**Requirements**
Reproduce every line in the listing that contains the word "медицинским".

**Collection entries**
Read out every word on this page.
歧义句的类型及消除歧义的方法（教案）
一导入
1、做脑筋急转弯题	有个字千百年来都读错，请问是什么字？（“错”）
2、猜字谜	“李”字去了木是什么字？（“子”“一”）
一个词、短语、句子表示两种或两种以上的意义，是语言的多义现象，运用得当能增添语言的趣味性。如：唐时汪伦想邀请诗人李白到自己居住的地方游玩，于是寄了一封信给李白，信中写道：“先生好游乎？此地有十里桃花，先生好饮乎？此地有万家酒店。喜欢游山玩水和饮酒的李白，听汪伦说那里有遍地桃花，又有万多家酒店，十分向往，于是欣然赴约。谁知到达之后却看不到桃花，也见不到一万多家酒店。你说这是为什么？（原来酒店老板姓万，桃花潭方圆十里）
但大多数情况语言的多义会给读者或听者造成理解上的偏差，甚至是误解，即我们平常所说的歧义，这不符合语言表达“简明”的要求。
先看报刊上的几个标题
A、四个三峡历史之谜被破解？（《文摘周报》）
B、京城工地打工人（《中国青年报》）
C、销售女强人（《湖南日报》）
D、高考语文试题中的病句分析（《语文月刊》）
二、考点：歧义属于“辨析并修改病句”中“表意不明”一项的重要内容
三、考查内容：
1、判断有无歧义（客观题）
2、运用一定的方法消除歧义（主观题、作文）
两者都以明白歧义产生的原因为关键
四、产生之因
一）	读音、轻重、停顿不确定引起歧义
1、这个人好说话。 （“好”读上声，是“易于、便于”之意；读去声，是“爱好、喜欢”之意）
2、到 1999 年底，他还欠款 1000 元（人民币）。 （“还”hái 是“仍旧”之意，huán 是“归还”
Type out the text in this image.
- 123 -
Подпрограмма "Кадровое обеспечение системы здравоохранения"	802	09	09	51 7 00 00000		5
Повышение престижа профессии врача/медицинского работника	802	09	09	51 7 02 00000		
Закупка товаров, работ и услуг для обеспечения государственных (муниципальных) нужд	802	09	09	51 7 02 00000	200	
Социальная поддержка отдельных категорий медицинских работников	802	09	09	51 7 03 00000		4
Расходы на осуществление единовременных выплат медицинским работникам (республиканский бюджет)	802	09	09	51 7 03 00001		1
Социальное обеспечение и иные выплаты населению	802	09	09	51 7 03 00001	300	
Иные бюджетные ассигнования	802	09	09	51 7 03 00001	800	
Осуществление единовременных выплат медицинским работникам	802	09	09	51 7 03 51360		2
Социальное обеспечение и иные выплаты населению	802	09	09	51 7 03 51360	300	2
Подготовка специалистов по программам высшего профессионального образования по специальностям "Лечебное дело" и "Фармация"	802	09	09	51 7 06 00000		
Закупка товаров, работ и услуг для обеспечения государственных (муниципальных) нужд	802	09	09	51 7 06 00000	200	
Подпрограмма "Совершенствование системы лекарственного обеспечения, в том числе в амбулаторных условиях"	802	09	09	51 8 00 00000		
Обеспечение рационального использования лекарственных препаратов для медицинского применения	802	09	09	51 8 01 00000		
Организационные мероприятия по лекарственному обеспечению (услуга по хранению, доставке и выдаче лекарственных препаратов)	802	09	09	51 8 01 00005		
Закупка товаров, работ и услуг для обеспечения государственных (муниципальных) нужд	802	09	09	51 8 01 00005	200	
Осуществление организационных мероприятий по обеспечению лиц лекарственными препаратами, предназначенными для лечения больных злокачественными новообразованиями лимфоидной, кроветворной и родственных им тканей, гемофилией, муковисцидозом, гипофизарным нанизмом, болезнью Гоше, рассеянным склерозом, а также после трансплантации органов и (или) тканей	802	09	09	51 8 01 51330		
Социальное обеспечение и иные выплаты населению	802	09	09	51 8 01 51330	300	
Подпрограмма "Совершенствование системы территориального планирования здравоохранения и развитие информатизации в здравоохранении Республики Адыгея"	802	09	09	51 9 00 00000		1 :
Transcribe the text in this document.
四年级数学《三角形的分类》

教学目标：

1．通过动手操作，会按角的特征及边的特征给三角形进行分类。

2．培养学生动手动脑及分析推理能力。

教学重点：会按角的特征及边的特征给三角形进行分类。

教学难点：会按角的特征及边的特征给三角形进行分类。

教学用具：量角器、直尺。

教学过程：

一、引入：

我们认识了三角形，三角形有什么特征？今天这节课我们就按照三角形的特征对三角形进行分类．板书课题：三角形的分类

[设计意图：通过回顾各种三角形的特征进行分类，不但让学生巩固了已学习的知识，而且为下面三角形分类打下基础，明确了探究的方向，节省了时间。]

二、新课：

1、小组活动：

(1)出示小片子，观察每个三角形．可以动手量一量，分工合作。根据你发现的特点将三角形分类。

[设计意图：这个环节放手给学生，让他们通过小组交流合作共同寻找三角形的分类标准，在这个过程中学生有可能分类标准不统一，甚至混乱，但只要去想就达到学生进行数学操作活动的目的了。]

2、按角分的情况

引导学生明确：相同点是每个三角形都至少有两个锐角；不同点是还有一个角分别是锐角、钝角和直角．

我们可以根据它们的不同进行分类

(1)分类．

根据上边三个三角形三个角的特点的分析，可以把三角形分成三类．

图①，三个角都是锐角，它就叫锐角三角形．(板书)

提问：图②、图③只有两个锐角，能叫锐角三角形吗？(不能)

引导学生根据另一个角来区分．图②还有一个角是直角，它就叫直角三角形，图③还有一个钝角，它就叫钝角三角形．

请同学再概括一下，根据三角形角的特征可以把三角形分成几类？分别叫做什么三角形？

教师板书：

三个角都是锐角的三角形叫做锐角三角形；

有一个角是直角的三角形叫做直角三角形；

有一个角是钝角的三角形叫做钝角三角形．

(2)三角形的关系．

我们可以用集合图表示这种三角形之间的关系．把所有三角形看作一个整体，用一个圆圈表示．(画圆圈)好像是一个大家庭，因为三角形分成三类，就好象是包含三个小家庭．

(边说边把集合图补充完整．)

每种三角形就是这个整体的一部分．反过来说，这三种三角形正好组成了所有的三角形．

**Finished exercise**
Расходы на осуществление единовременных выплат медицинским работникам (республиканский бюджет)	802	09	09	51 7 03 00001		1
Осуществление единовременных выплат медицинским работникам	802	09	09	51 7 03 51360		2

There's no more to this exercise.